Directions: Pick out the lines in the listing below that contain the word "page" and copy them.

Stored entries:

------

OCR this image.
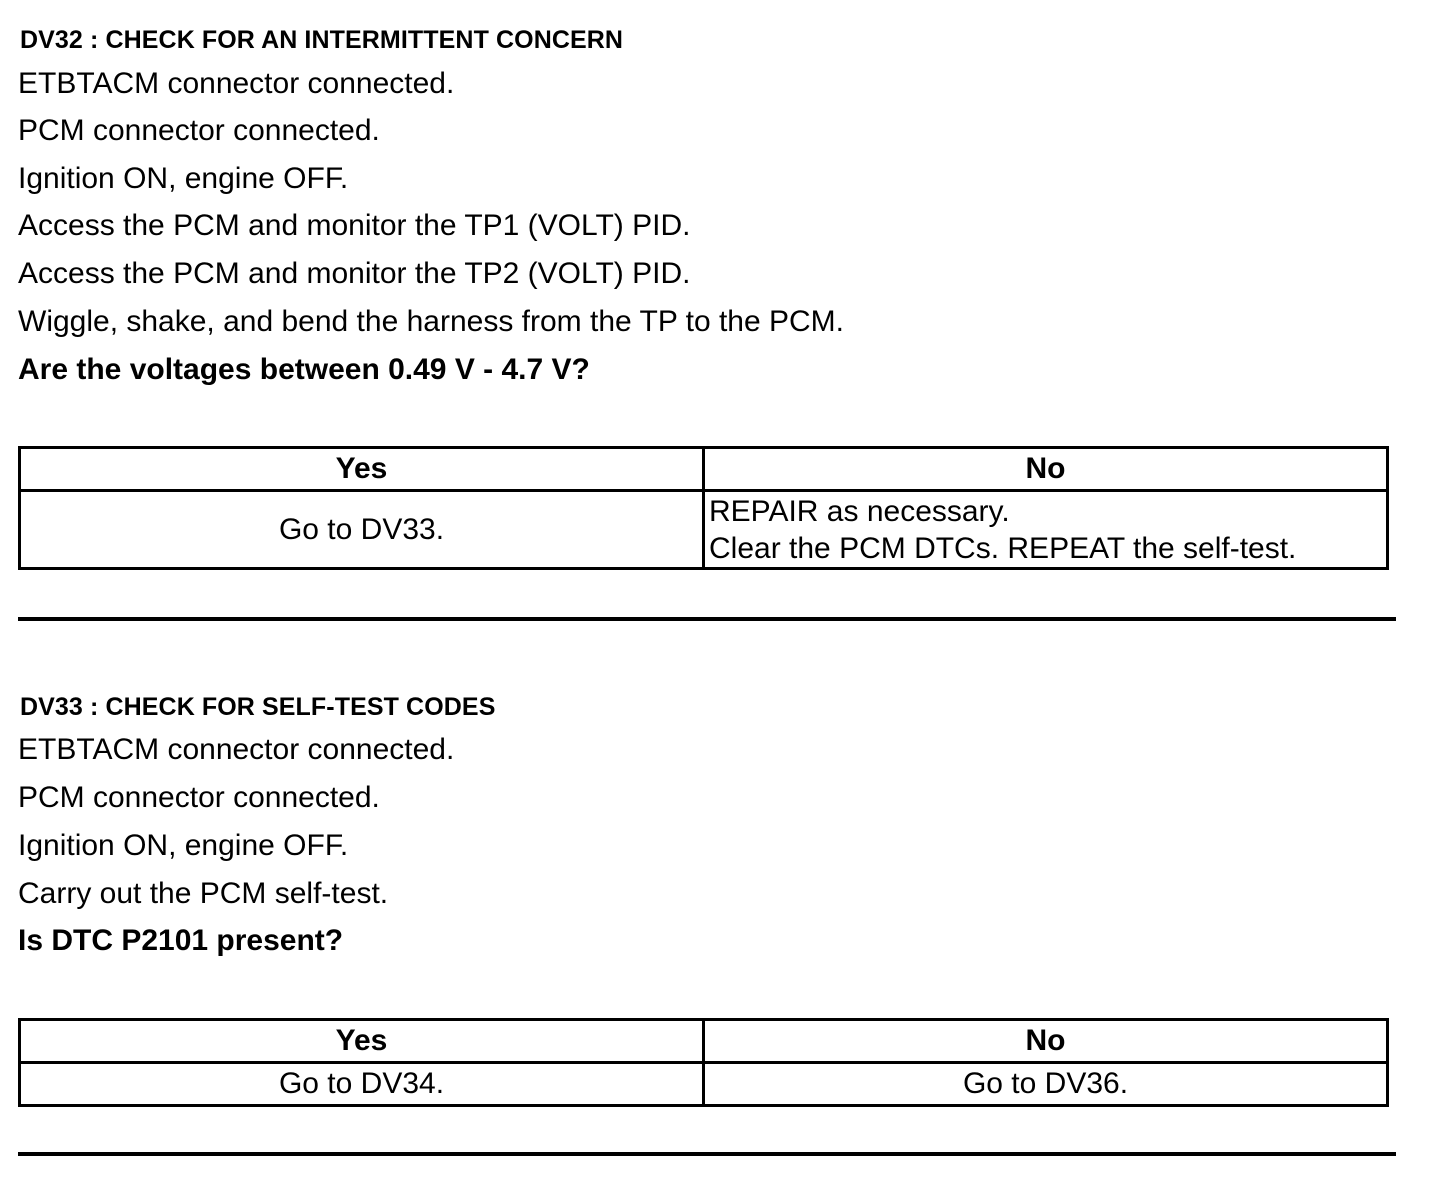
DV32 : CHECK FOR AN INTERMITTENT CONCERN
ETBTACM connector connected.
PCM connector connected.
Ignition ON, engine OFF.
Access the PCM and monitor the TP1 (VOLT) PID.
Access the PCM and monitor the TP2 (VOLT) PID.
Wiggle, shake, and bend the harness from the TP to the PCM.
Are the voltages between 0.49 V - 4.7 V?
Yes	No
Go to DV33.	REPAIR as necessary.
Clear the PCM DTCs. REPEAT the self-test.
DV33 : CHECK FOR SELF-TEST CODES
ETBTACM connector connected.
PCM connector connected.
Ignition ON, engine OFF.
Carry out the PCM self-test.
Is DTC P2101 present?
Yes	No
Go to DV34.	Go to DV36.
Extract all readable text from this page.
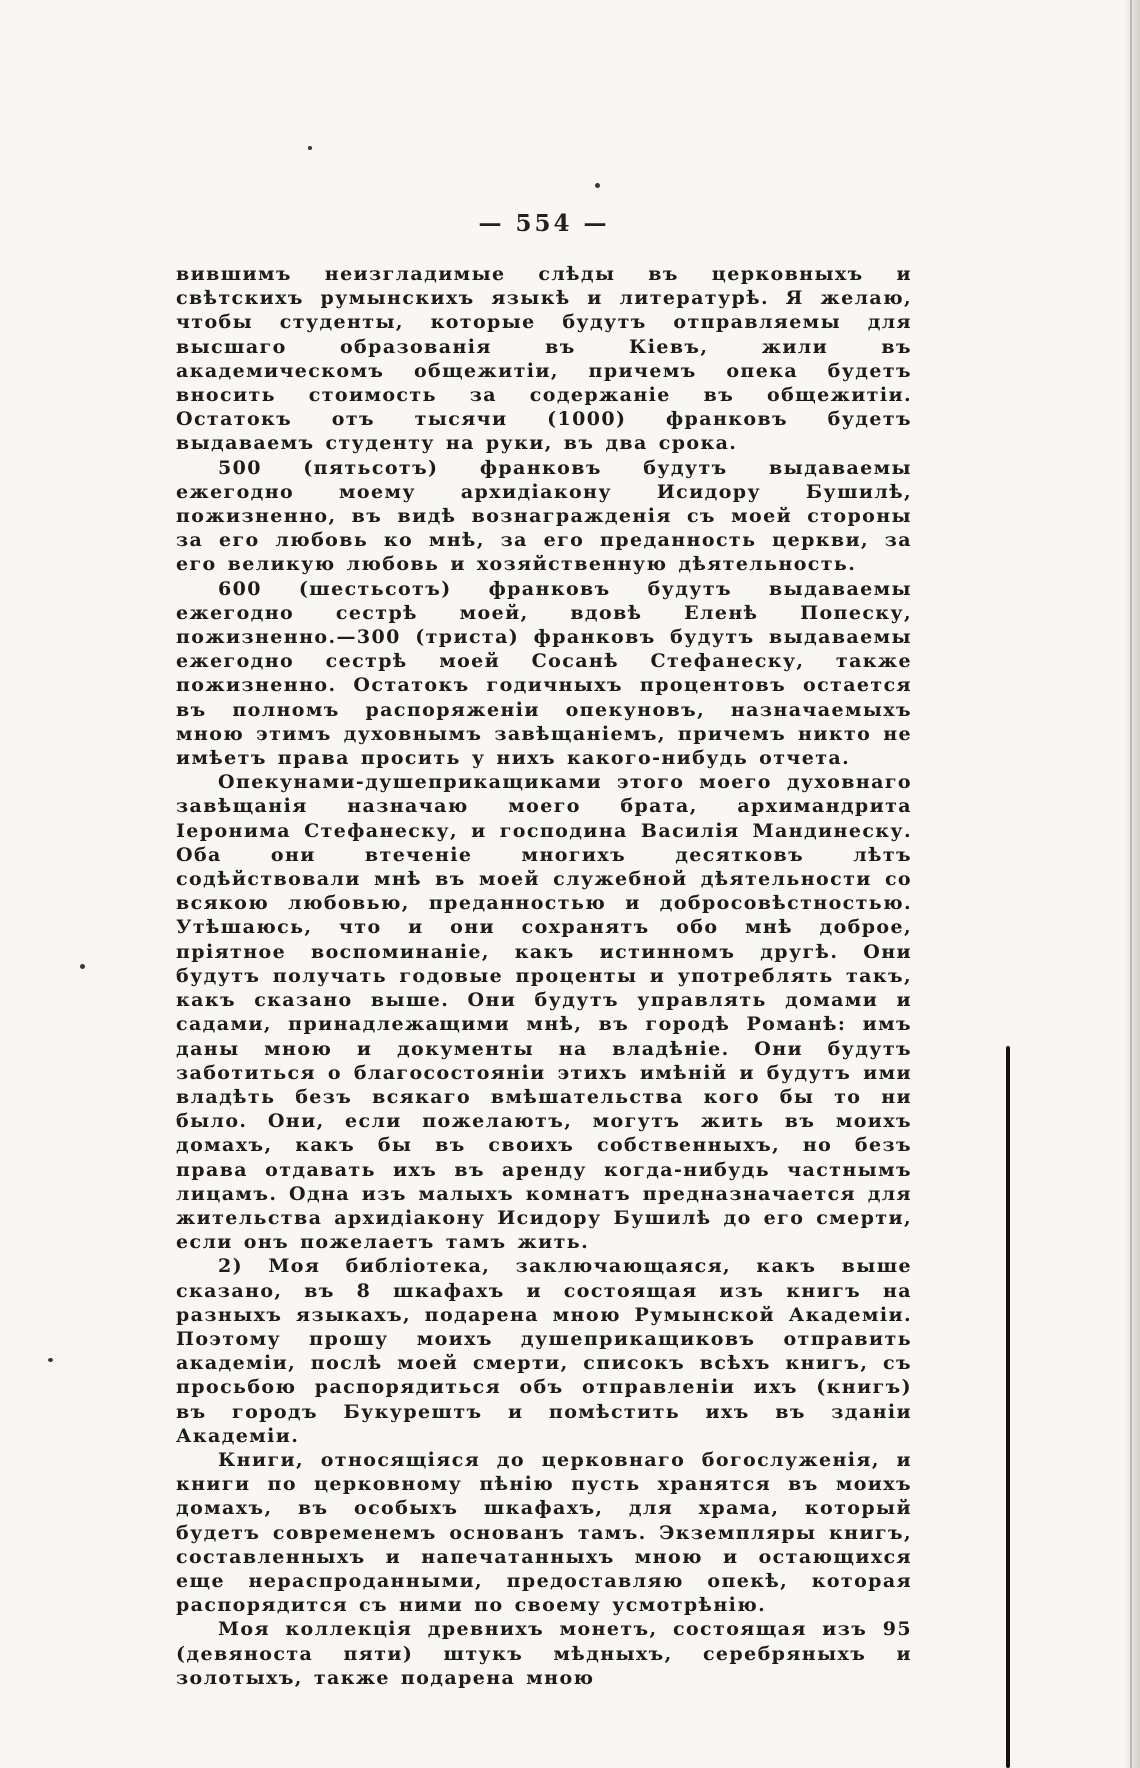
— 554 —

вившимъ неизгладимые слѣды въ церковныхъ и свѣтскихъ румынскихъ языкѣ и литературѣ. Я желаю, чтобы студенты, которые будутъ отправляемы для высшаго образованія въ Кіевъ, жили въ академическомъ общежитіи, причемъ опека будетъ вносить стоимость за содержаніе въ общежитіи. Остатокъ отъ тысячи (1000) франковъ будетъ выдаваемъ студенту на руки, въ два срока.

500 (пятьсотъ) франковъ будутъ выдаваемы ежегодно моему архидіакону Исидору Бушилѣ, пожизненно, въ видѣ вознагражденія съ моей стороны за его любовь ко мнѣ, за его преданность церкви, за его великую любовь и хозяйственную дѣятельность.

600 (шестьсотъ) франковъ будутъ выдаваемы ежегодно сестрѣ моей, вдовѣ Еленѣ Попеску, пожизненно.—300 (триста) франковъ будутъ выдаваемы ежегодно сестрѣ моей Сосанѣ Стефанеску, также пожизненно. Остатокъ годичныхъ процентовъ остается въ полномъ распоряженіи опекуновъ, назначаемыхъ мною этимъ духовнымъ завѣщаніемъ, причемъ никто не имѣетъ права просить у нихъ какого-нибудь отчета.

Опекунами-душеприкащиками этого моего духовнаго завѣщанія назначаю моего брата, архимандрита Іеронима Стефанеску, и господина Василія Мандинеску. Оба они втеченіе многихъ десятковъ лѣтъ содѣйствовали мнѣ въ моей служебной дѣятельности со всякою любовью, преданностью и добросовѣстностью. Утѣшаюсь, что и они сохранятъ обо мнѣ доброе, пріятное воспоминаніе, какъ истинномъ другѣ. Они будутъ получать годовые проценты и употреблять такъ, какъ сказано выше. Они будутъ управлять домами и садами, принадлежащими мнѣ, въ городѣ Романѣ: имъ даны мною и документы на владѣніе. Они будутъ заботиться о благосостояніи этихъ имѣній и будутъ ими владѣть безъ всякаго вмѣшательства кого бы то ни было. Они, если пожелаютъ, могутъ жить въ моихъ домахъ, какъ бы въ своихъ собственныхъ, но безъ права отдавать ихъ въ аренду когда-нибудь частнымъ лицамъ. Одна изъ малыхъ комнатъ предназначается для жительства архидіакону Исидору Бушилѣ до его смерти, если онъ пожелаетъ тамъ жить.

2) Моя библіотека, заключающаяся, какъ выше сказано, въ 8 шкафахъ и состоящая изъ книгъ на разныхъ языкахъ, подарена мною Румынской Академіи. Поэтому прошу моихъ душеприкащиковъ отправить академіи, послѣ моей смерти, списокъ всѣхъ книгъ, съ просьбою распорядиться объ отправленіи ихъ (книгъ) въ городъ Букурештъ и помѣстить ихъ въ зданіи Академіи.

Книги, относящіяся до церковнаго богослуженія, и книги по церковному пѣнію пусть хранятся въ моихъ домахъ, въ особыхъ шкафахъ, для храма, который будетъ современемъ основанъ тамъ. Экземпляры книгъ, составленныхъ и напечатанныхъ мною и остающихся еще нераспроданными, предоставляю опекѣ, которая распорядится съ ними по своему усмотрѣнію.

Моя коллекція древнихъ монетъ, состоящая изъ 95 (девяноста пяти) штукъ мѣдныхъ, серебряныхъ и золотыхъ, также подарена мною
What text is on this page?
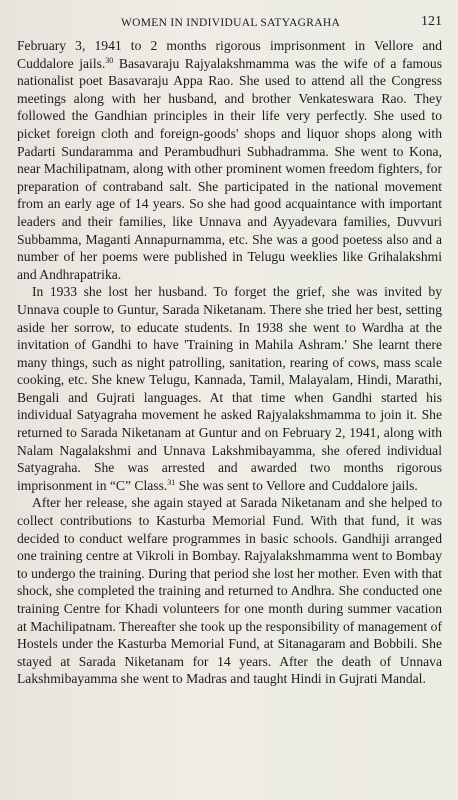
WOMEN IN INDIVIDUAL SATYAGRAHA	121

February 3, 1941 to 2 months rigorous imprisonment in Vellore and Cuddalore jails.$^{30}$ Basavaraju Rajyalakshmamma was the wife of a famous nationalist poet Basavaraju Appa Rao. She used to attend all the Congress meetings along with her husband, and brother Venkateswara Rao. They followed the Gandhian principles in their life very perfectly. She used to picket foreign cloth and foreign-goods' shops and liquor shops along with Padarti Sundaramma and Perambudhuri Subhadramma. She went to Kona, near Machilipatnam, along with other prominent women freedom fighters, for preparation of contraband salt. She participated in the national movement from an early age of 14 years. So she had good acquaintance with important leaders and their families, like Unnava and Ayyadevara families, Duvvuri Subbamma, Maganti Annapurnamma, etc. She was a good poetess also and a number of her poems were published in Telugu weeklies like Grihalakshmi and Andhrapatrika.

In 1933 she lost her husband. To forget the grief, she was invited by Unnava couple to Guntur, Sarada Niketanam. There she tried her best, setting aside her sorrow, to educate students. In 1938 she went to Wardha at the invitation of Gandhi to have 'Training in Mahila Ashram.' She learnt there many things, such as night patrolling, sanitation, rearing of cows, mass scale cooking, etc. She knew Telugu, Kannada, Tamil, Malayalam, Hindi, Marathi, Bengali and Gujrati languages. At that time when Gandhi started his individual Satyagraha movement he asked Rajyalakshmamma to join it. She returned to Sarada Niketanam at Guntur and on February 2, 1941, along with Nalam Nagalakshmi and Unnava Lakshmibayamma, she ofered individual Satyagraha. She was arrested and awarded two months rigorous imprisonment in “C” Class.$^{31}$ She was sent to Vellore and Cuddalore jails.

After her release, she again stayed at Sarada Niketanam and she helped to collect contributions to Kasturba Memorial Fund. With that fund, it was decided to conduct welfare programmes in basic schools. Gandhiji arranged one training centre at Vikroli in Bombay. Rajyalakshmamma went to Bombay to undergo the training. During that period she lost her mother. Even with that shock, she completed the training and returned to Andhra. She conducted one training Centre for Khadi volunteers for one month during summer vacation at Machilipatnam. Thereafter she took up the responsibility of management of Hostels under the Kasturba Memorial Fund, at Sitanagaram and Bobbili. She stayed at Sarada Niketanam for 14 years. After the death of Unnava Lakshmibayamma she went to Madras and taught Hindi in Gujrati Mandal.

------

Written response:
Extract all readable text from this page.
What text is on this page?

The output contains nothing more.